[Saved entries]
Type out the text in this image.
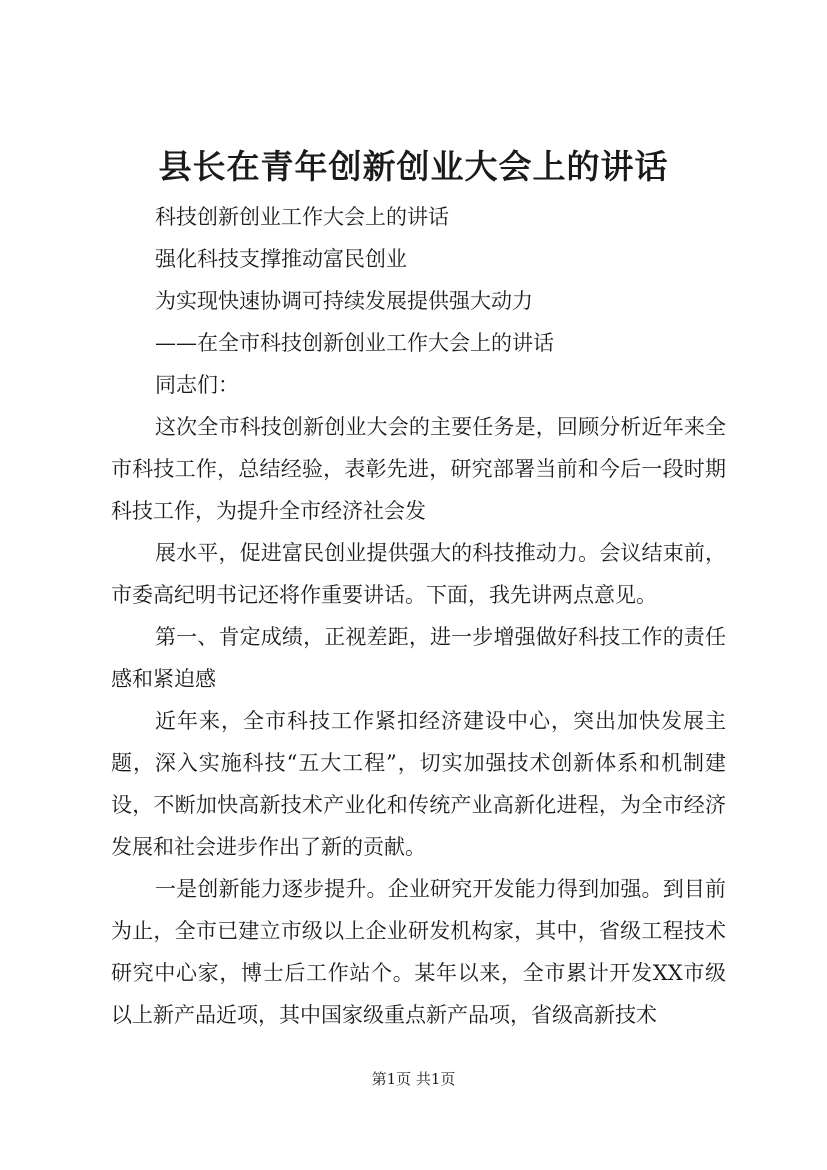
县长在青年创新创业大会上的讲话

科技创新创业工作大会上的讲话

强化科技支撑推动富民创业

为实现快速协调可持续发展提供强大动力

——在全市科技创新创业工作大会上的讲话

同志们：

这次全市科技创新创业大会的主要任务是，回顾分析近年来全市科技工作，总结经验，表彰先进，研究部署当前和今后一段时期科技工作，为提升全市经济社会发

展水平，促进富民创业提供强大的科技推动力。会议结束前，市委高纪明书记还将作重要讲话。下面，我先讲两点意见。

第一、肯定成绩，正视差距，进一步增强做好科技工作的责任感和紧迫感

近年来，全市科技工作紧扣经济建设中心，突出加快发展主题，深入实施科技“五大工程”，切实加强技术创新体系和机制建设，不断加快高新技术产业化和传统产业高新化进程，为全市经济发展和社会进步作出了新的贡献。

一是创新能力逐步提升。企业研究开发能力得到加强。到目前为止，全市已建立市级以上企业研发机构家，其中，省级工程技术研究中心家，博士后工作站个。某年以来，全市累计开发XX市级以上新产品近项，其中国家级重点新产品项，省级高新技术

第1页 共1页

• **GIVEN TASK**:
Restate the entire listing word for word, excluding pictures.

• **EXERCISE SOLUTION**:
Type out the text in this image.
县长在青年创新创业大会上的讲话

科技创新创业工作大会上的讲话

强化科技支撑推动富民创业

为实现快速协调可持续发展提供强大动力

——在全市科技创新创业工作大会上的讲话

同志们：

这次全市科技创新创业大会的主要任务是，回顾分析近年来全市科技工作，总结经验，表彰先进，研究部署当前和今后一段时期科技工作，为提升全市经济社会发

展水平，促进富民创业提供强大的科技推动力。会议结束前，市委高纪明书记还将作重要讲话。下面，我先讲两点意见。

第一、肯定成绩，正视差距，进一步增强做好科技工作的责任感和紧迫感

近年来，全市科技工作紧扣经济建设中心，突出加快发展主题，深入实施科技“五大工程”，切实加强技术创新体系和机制建设，不断加快高新技术产业化和传统产业高新化进程，为全市经济发展和社会进步作出了新的贡献。

一是创新能力逐步提升。企业研究开发能力得到加强。到目前为止，全市已建立市级以上企业研发机构家，其中，省级工程技术研究中心家，博士后工作站个。某年以来，全市累计开发XX市级以上新产品近项，其中国家级重点新产品项，省级高新技术

第1页 共1页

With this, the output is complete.